Return word for word the lines from the start of the records up to and including the line that contains "X-axis label: consensus".

** START Dataset **

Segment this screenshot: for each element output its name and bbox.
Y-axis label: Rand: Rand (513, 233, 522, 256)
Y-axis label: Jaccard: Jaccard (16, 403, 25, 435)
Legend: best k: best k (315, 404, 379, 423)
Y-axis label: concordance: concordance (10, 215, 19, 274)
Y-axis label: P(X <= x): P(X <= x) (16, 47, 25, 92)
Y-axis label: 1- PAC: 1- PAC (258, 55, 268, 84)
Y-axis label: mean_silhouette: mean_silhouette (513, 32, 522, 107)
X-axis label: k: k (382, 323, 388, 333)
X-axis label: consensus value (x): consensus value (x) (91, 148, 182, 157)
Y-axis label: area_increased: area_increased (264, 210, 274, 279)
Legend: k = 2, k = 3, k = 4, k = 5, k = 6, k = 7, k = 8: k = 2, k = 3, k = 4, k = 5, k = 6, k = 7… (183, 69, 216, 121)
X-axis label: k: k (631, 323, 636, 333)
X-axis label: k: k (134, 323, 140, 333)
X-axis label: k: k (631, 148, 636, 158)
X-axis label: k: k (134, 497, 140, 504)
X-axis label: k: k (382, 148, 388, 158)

** END Dataset **

(Task answer)
Segment this screenshot: for each element output its name and bbox.
Y-axis label: Rand: Rand (513, 233, 522, 256)
Y-axis label: Jaccard: Jaccard (16, 403, 25, 435)
Legend: best k: best k (315, 404, 379, 423)
Y-axis label: concordance: concordance (10, 215, 19, 274)
Y-axis label: P(X <= x): P(X <= x) (16, 47, 25, 92)
Y-axis label: 1- PAC: 1- PAC (258, 55, 268, 84)
Y-axis label: mean_silhouette: mean_silhouette (513, 32, 522, 107)
X-axis label: k: k (382, 323, 388, 333)
X-axis label: consensus value (x): consensus value (x) (91, 148, 182, 157)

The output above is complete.